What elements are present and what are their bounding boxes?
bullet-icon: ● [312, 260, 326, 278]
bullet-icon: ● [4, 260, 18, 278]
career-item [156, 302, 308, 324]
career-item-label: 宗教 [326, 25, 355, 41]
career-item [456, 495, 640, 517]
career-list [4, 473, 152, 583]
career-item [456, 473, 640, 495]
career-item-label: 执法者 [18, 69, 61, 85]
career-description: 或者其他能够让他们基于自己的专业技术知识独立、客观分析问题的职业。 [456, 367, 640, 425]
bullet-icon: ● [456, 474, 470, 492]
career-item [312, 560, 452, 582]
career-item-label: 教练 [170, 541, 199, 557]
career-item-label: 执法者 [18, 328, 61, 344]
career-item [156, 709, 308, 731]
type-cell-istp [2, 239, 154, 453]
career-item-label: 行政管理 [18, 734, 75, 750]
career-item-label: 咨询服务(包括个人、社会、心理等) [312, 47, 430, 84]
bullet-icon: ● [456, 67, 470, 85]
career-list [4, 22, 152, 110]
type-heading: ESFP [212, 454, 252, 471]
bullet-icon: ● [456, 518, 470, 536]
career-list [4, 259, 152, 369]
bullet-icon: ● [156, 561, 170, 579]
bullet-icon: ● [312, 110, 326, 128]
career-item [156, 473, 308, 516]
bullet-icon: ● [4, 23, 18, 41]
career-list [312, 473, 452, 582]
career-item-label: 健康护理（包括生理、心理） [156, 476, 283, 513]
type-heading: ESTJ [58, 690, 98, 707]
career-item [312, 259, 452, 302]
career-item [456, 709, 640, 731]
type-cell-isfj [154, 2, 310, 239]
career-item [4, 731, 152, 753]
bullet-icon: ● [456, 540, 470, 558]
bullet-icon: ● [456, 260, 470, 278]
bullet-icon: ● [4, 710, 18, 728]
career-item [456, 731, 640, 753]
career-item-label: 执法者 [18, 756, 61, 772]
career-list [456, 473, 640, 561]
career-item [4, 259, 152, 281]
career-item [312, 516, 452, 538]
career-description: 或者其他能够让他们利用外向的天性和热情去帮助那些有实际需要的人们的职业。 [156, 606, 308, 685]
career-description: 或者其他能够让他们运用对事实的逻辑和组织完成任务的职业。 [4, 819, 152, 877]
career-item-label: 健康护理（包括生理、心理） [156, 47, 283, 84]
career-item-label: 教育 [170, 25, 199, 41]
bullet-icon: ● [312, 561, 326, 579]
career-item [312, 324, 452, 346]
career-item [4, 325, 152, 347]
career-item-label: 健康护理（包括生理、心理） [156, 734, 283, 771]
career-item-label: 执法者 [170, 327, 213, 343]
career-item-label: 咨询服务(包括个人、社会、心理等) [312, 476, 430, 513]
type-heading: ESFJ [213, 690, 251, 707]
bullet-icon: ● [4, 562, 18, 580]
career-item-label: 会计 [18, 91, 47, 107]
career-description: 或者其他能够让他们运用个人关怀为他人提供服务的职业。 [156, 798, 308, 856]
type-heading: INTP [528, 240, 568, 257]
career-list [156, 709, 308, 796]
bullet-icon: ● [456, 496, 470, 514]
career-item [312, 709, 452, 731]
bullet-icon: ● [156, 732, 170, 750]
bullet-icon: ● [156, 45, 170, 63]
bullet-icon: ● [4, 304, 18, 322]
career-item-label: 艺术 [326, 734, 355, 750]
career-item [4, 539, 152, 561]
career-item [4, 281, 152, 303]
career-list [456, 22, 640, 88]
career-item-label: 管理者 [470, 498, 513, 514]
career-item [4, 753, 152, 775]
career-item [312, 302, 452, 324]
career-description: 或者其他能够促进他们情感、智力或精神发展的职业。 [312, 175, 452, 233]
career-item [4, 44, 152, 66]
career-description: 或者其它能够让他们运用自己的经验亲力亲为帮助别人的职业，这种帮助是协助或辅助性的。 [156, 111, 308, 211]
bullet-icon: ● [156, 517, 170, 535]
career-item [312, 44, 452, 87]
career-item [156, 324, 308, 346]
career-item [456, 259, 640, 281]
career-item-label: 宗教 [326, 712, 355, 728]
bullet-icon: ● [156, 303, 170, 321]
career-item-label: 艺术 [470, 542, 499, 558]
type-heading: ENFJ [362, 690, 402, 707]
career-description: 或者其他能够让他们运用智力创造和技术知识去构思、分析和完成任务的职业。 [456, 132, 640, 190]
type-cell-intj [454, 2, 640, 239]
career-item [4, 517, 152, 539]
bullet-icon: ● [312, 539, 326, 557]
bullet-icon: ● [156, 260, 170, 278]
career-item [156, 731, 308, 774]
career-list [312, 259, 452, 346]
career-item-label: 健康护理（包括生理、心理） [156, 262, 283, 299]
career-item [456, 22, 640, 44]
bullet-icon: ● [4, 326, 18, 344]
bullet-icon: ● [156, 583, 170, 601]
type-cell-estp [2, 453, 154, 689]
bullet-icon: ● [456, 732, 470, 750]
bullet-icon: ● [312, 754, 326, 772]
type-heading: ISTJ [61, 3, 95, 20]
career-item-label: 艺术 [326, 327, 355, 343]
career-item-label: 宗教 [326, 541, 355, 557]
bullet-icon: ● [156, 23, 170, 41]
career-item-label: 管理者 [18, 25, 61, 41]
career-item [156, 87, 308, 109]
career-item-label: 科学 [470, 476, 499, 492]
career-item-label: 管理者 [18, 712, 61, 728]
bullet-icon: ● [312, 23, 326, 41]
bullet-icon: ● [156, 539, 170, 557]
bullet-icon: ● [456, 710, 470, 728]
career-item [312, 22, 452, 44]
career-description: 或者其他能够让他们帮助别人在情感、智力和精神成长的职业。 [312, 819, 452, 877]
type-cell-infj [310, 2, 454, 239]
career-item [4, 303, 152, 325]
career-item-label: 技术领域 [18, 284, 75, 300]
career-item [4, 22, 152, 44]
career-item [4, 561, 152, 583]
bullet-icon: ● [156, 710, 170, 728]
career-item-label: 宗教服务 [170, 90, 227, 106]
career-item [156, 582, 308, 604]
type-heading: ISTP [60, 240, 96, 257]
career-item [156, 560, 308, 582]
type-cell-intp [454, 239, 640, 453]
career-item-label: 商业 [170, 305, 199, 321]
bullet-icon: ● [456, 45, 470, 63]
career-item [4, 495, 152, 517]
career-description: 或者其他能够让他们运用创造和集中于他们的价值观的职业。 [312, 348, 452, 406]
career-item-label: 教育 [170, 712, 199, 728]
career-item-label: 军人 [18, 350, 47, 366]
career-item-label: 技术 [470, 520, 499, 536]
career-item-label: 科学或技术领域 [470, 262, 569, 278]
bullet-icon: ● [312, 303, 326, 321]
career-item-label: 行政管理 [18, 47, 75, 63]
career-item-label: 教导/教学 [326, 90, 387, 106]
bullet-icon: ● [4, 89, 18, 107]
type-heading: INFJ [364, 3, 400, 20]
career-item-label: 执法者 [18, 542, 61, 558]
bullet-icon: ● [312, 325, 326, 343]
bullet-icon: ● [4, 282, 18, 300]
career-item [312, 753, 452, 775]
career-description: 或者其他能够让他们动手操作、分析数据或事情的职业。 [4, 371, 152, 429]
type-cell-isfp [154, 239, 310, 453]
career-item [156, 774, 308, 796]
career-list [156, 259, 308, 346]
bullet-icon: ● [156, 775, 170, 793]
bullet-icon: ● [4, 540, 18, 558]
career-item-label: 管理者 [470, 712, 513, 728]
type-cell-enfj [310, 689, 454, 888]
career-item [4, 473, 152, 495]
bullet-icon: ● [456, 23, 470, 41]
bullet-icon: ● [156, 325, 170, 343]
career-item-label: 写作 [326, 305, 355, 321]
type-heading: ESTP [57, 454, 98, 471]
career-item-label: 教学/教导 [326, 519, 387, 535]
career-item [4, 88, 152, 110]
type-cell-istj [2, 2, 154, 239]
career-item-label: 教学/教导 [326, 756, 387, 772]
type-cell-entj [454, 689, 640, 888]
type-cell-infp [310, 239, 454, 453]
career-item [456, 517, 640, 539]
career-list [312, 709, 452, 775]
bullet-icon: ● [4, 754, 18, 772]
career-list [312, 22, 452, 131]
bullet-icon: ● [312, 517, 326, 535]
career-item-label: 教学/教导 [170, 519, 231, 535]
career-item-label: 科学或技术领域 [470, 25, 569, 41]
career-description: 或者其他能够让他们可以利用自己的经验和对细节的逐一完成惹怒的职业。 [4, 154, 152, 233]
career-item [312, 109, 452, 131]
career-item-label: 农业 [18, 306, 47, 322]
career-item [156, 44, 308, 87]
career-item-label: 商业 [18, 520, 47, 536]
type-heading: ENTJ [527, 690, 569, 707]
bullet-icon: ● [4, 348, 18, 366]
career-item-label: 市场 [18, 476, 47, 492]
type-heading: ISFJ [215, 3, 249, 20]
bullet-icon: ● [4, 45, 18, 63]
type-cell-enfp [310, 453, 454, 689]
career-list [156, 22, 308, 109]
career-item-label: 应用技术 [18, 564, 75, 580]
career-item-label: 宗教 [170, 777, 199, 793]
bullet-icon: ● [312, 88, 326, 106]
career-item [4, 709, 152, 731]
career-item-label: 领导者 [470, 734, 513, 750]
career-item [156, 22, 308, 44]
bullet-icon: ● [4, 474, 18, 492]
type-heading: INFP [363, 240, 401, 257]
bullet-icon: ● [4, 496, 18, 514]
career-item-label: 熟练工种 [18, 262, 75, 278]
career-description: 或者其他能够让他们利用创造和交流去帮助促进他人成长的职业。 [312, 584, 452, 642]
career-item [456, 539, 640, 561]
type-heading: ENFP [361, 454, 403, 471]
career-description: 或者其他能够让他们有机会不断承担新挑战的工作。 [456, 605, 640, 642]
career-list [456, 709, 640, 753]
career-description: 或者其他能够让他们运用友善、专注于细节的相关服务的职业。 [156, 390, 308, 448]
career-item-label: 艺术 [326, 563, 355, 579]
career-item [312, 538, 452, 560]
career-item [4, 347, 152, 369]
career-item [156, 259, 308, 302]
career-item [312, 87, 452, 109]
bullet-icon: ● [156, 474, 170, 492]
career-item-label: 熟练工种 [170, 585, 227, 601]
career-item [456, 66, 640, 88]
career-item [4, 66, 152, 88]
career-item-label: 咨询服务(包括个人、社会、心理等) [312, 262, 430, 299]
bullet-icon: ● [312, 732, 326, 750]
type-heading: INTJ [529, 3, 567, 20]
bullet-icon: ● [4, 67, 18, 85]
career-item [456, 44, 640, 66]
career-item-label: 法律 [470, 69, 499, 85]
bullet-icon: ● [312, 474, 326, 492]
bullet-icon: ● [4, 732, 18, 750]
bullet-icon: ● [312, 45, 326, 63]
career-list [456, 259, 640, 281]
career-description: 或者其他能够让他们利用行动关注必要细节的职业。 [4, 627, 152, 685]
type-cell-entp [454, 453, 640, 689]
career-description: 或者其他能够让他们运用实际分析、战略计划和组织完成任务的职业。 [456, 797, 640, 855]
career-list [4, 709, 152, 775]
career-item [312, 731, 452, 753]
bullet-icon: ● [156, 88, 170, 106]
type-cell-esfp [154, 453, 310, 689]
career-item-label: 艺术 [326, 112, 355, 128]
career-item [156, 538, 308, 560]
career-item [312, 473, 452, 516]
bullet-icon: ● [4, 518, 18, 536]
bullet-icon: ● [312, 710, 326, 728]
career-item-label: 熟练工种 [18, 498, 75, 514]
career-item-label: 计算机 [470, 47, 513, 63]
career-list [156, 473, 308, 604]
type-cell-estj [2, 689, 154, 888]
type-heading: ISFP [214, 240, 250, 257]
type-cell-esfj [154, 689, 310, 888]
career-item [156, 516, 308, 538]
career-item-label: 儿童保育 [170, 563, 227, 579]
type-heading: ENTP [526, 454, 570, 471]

- WHAT NEEDS TO BE DONE
Please arrange the material as a numbered list, starting from its first line and running up to and including the line with "career-list [312, 473, 452, 582]". Leave out any blank lines.

- RESPONSE
1. What elements are present and what are their bounding boxes?
2. bullet-icon: ● [312, 260, 326, 278]
3. bullet-icon: ● [4, 260, 18, 278]
4. career-item [156, 302, 308, 324]
5. career-item-label: 宗教 [326, 25, 355, 41]
6. career-item [456, 495, 640, 517]
7. career-list [4, 473, 152, 583]
8. career-item [456, 473, 640, 495]
9. career-item-label: 执法者 [18, 69, 61, 85]
10. career-description: 或者其他能够让他们基于自己的专业技术知识独立、客观分析问题的职业。 [456, 367, 640, 425]
11. bullet-icon: ● [456, 474, 470, 492]
12. career-item [312, 560, 452, 582]
13. career-item-label: 教练 [170, 541, 199, 557]
14. career-item-label: 执法者 [18, 328, 61, 344]
15. career-item [156, 709, 308, 731]
16. type-cell-istp [2, 239, 154, 453]
17. career-item-label: 行政管理 [18, 734, 75, 750]
18. career-item-label: 咨询服务(包括个人、社会、心理等) [312, 47, 430, 84]
19. bullet-icon: ● [456, 67, 470, 85]
20. career-list [4, 22, 152, 110]
21. type-heading: ESFP [212, 454, 252, 471]
22. bullet-icon: ● [456, 518, 470, 536]
23. career-list [4, 259, 152, 369]
24. bullet-icon: ● [156, 561, 170, 579]
25. bullet-icon: ● [312, 110, 326, 128]
26. career-item [156, 473, 308, 516]
27. bullet-icon: ● [4, 23, 18, 41]
28. career-list [312, 473, 452, 582]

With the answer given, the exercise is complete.